# Exercise task
Write every line out verbatim and omit the pictures.

------------------------------

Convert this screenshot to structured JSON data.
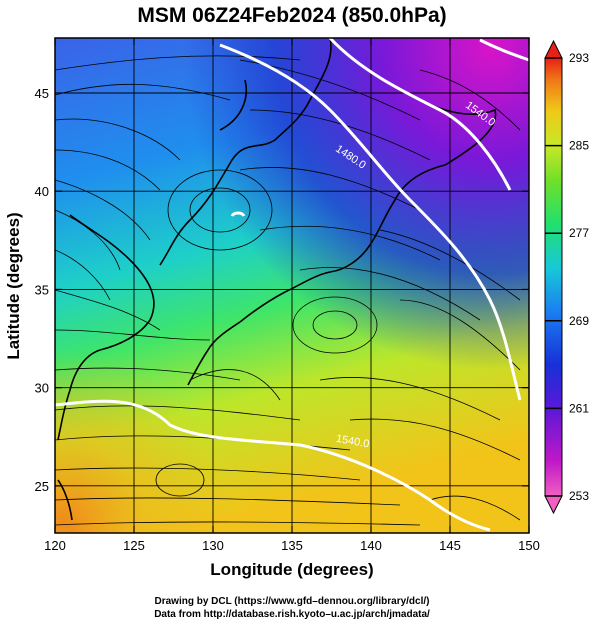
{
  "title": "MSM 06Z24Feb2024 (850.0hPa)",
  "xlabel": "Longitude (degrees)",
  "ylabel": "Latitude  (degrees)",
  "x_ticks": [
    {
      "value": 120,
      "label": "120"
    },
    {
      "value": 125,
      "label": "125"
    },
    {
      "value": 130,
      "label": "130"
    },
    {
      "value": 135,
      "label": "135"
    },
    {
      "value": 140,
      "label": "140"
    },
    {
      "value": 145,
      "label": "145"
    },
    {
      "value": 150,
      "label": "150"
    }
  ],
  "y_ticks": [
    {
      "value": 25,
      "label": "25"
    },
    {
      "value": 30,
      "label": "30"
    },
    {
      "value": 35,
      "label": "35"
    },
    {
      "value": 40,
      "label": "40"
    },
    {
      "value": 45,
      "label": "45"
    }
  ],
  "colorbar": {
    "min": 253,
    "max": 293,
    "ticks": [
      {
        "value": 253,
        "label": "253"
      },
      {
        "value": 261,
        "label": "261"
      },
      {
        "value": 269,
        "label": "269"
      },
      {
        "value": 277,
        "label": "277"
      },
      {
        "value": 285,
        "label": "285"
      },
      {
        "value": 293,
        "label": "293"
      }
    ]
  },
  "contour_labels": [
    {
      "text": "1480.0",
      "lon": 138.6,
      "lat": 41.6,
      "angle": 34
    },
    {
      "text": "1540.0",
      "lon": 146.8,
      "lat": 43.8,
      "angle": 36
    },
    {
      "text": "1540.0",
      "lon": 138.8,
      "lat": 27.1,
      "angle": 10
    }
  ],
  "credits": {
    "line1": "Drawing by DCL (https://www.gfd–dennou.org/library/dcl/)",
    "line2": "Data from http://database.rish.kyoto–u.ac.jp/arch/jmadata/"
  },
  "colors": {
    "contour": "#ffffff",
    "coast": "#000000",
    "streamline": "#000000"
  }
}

------------------------------

# Output
Convert this screenshot to structured JSON data.
{
  "title": "MSM 06Z24Feb2024 (850.0hPa)",
  "xlabel": "Longitude (degrees)",
  "ylabel": "Latitude  (degrees)",
  "x_ticks": [
    {
      "value": 120,
      "label": "120"
    },
    {
      "value": 125,
      "label": "125"
    },
    {
      "value": 130,
      "label": "130"
    },
    {
      "value": 135,
      "label": "135"
    },
    {
      "value": 140,
      "label": "140"
    },
    {
      "value": 145,
      "label": "145"
    },
    {
      "value": 150,
      "label": "150"
    }
  ],
  "y_ticks": [
    {
      "value": 25,
      "label": "25"
    },
    {
      "value": 30,
      "label": "30"
    },
    {
      "value": 35,
      "label": "35"
    },
    {
      "value": 40,
      "label": "40"
    },
    {
      "value": 45,
      "label": "45"
    }
  ],
  "colorbar": {
    "min": 253,
    "max": 293,
    "ticks": [
      {
        "value": 253,
        "label": "253"
      },
      {
        "value": 261,
        "label": "261"
      },
      {
        "value": 269,
        "label": "269"
      },
      {
        "value": 277,
        "label": "277"
      },
      {
        "value": 285,
        "label": "285"
      },
      {
        "value": 293,
        "label": "293"
      }
    ]
  },
  "contour_labels": [
    {
      "text": "1480.0",
      "lon": 138.6,
      "lat": 41.6,
      "angle": 34
    },
    {
      "text": "1540.0",
      "lon": 146.8,
      "lat": 43.8,
      "angle": 36
    },
    {
      "text": "1540.0",
      "lon": 138.8,
      "lat": 27.1,
      "angle": 10
    }
  ],
  "credits": {
    "line1": "Drawing by DCL (https://www.gfd–dennou.org/library/dcl/)",
    "line2": "Data from http://database.rish.kyoto–u.ac.jp/arch/jmadata/"
  },
  "colors": {
    "contour": "#ffffff",
    "coast": "#000000",
    "streamline": "#000000"
  }
}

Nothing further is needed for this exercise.